SHORT TASK 1 —
Answer these questions from the book review:
(a) Which company published the book?
(b) In what year did Without a Name first appear?
(c) What is the name of Zhizha's father?
SHORT TASK 2 — List every character in Under the Tongue whom the book review mentions by name.

EXTRACTED TEXT —

________________________________________

WITHOUT A NAME and UNDER THE TONGUE

by Yvonne Vera

Pub Date: Feb. 1st, 2001
ISBN: 0-374-53816-0
Publisher: Farrar, Straus and Giroux

Two early novels showing the mesmerizing poeticism of Zimbabwean Vera (Butterfly Burning, 2000), this time in the lives and fortunes of two young women seeking a measure of solace in a war-torn, poverty-ridden, yet naturally beautiful land.

In the more compelling Without a Name (1994), Mazvitza is presented in brief episodic chapters, and the rhythms of the prose—dense, lyric, modestly mythic—lend themselves to the savoring that such short chapters allow. The story is simple: Mazvitza first meets and falls in love with a local village man, Nyenyedzi, but, in search of a vague “freedom,” travels by bus to Harare, the “big city” she has never glimpsed. There, she is taken in by Joel, who offers a sort of safety amid Harare’s flagrant decay, despair, and delight. Joel—intriguing, with a startling quickness about him—soon impregnates, and then discards, Mazvita, who finds herself and her unnamed child alone. In the prizewinning Under the Tongue (1996), Vera offers a more robust plot in the story of how young Zhizha came to find herself in the dreamy residence of her grandmother, her father dead and her mother dying beside her. Zhizha’s father, Muroyiwa, grew up the son of a blind man whose first son went off to fight in the omnipresent “war,” leaving Muroyiwa self-consciously behind. Vera’s prose is delicately engaging as she describes Muroyiwa’s butterfly-hunting trips to the mountains, one of the few bright spots in an otherwise emptying tale of incest and abuse. Zhizha’s mother, Runyararo, a ghostly presence sunk deeply into her illness, is recalled teaching the girl English and celebrating the return of local soldiers from the war. At the close is a surreal recollection of Muroyiwa’s violation of his girl.

Vera is one of the freshest, most evocative prose writers since Ondaatje, her sophisticated lyricism offering a poised tension as it details shattered landscapes, bodies, and dreams.

________________________________________

Collected data —
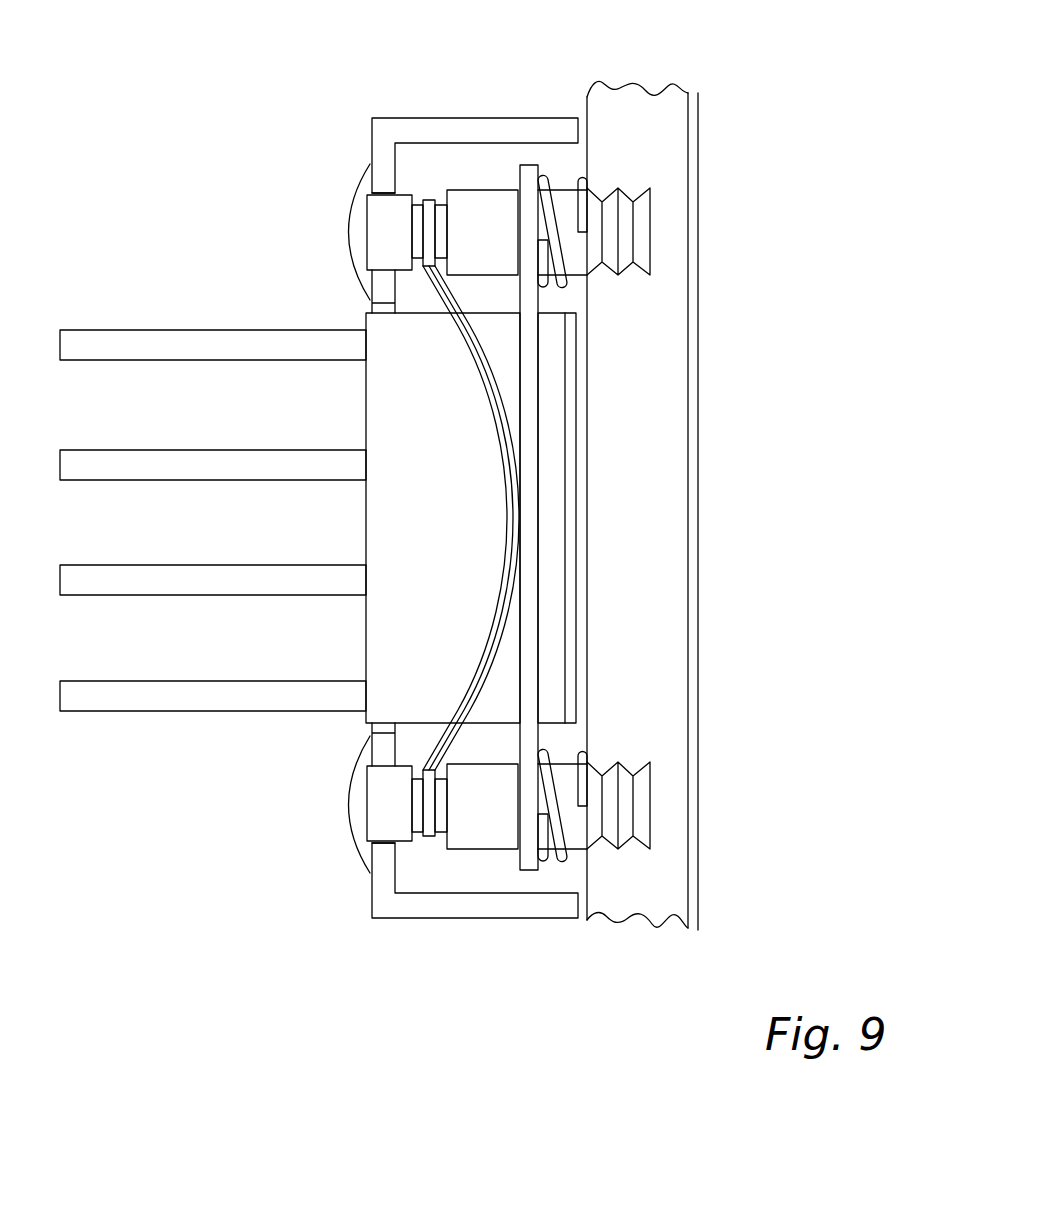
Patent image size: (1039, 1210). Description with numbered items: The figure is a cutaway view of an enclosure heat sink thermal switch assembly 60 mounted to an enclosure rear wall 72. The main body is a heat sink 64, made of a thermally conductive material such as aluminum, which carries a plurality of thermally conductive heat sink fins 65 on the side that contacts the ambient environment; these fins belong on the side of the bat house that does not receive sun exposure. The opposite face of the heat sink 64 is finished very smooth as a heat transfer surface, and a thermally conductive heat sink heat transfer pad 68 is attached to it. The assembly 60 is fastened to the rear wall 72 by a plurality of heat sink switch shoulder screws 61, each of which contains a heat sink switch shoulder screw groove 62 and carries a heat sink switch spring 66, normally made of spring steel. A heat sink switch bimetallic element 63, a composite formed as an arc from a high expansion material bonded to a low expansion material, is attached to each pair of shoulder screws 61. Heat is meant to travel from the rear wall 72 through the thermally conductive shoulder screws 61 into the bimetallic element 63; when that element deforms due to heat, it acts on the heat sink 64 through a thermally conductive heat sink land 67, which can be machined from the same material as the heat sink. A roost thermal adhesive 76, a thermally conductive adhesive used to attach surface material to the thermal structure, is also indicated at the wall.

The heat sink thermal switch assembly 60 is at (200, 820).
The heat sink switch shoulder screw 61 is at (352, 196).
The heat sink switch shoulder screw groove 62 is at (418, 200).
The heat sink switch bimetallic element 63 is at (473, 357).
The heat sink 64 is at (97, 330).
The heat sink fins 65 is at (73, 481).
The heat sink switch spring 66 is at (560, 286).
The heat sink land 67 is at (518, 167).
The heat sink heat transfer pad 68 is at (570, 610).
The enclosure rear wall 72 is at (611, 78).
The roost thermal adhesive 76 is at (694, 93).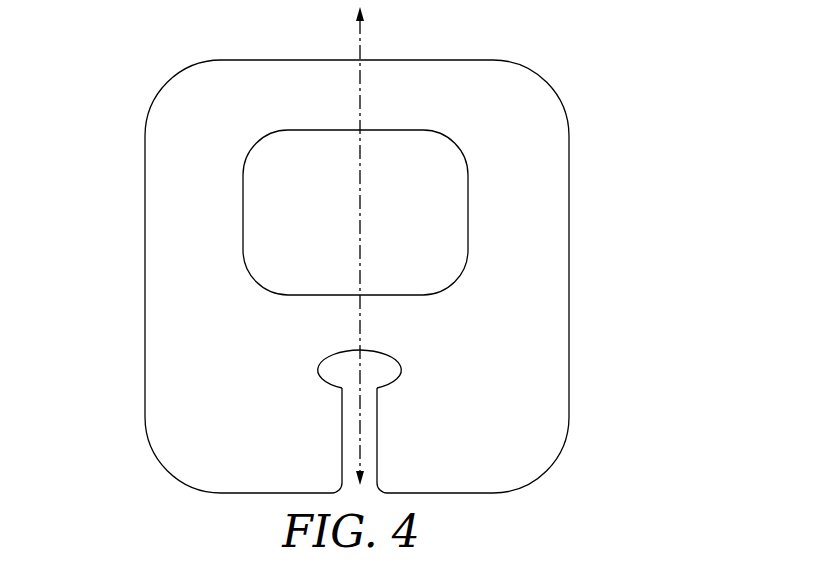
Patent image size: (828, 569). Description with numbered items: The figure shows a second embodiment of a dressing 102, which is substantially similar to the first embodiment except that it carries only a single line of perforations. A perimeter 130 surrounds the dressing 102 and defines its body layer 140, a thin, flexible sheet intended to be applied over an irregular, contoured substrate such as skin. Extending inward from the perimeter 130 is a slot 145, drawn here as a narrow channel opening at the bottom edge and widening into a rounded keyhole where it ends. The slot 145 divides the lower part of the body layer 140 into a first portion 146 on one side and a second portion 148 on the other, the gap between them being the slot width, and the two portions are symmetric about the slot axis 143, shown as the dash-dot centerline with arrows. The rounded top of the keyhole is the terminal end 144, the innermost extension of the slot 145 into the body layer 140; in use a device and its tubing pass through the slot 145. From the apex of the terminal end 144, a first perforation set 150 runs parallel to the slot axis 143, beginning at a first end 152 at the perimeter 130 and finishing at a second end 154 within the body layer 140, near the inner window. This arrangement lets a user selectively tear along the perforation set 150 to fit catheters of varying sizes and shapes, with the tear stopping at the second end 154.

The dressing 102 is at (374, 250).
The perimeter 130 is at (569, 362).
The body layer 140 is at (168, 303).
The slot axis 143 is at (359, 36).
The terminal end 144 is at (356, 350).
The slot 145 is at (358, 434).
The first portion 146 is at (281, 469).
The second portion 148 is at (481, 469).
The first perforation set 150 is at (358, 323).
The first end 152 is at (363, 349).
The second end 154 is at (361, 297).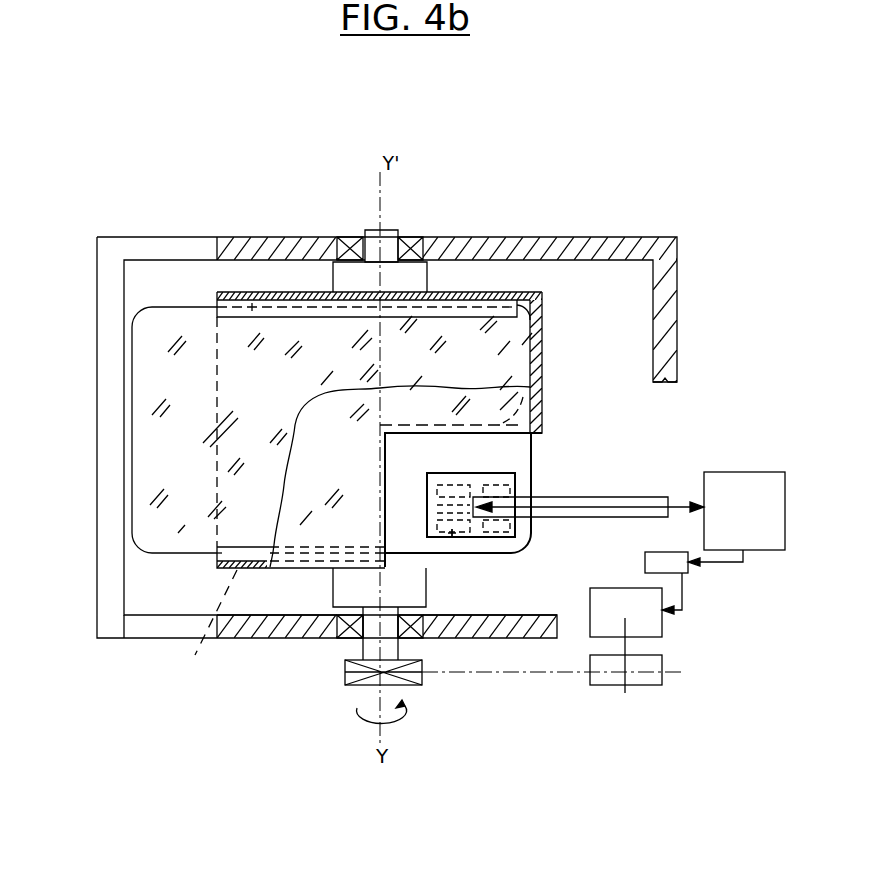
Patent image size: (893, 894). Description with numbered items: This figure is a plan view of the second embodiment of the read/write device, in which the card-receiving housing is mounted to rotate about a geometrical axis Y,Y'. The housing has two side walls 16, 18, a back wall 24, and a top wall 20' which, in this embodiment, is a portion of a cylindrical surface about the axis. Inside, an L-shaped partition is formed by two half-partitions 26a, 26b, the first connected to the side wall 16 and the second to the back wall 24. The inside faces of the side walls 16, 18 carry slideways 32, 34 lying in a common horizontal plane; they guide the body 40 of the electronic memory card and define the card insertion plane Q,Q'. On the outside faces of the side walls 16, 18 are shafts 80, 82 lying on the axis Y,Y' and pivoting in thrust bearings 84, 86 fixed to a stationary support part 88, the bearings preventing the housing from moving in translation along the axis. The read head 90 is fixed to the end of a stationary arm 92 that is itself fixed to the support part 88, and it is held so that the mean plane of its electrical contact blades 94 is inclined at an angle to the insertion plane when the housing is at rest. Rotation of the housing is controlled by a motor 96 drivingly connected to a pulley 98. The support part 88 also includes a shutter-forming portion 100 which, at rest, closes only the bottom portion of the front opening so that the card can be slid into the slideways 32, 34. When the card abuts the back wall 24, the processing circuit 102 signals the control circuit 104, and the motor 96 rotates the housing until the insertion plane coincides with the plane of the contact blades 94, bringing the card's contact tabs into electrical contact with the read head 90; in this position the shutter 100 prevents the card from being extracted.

________________________________________

EXPECTED ANSWER 1 —
(a) Farrar, Straus and Giroux
(b) 1994
(c) Muroyiwa

EXPECTED ANSWER 2 — Zhizha, Muroyiwa, Runyararo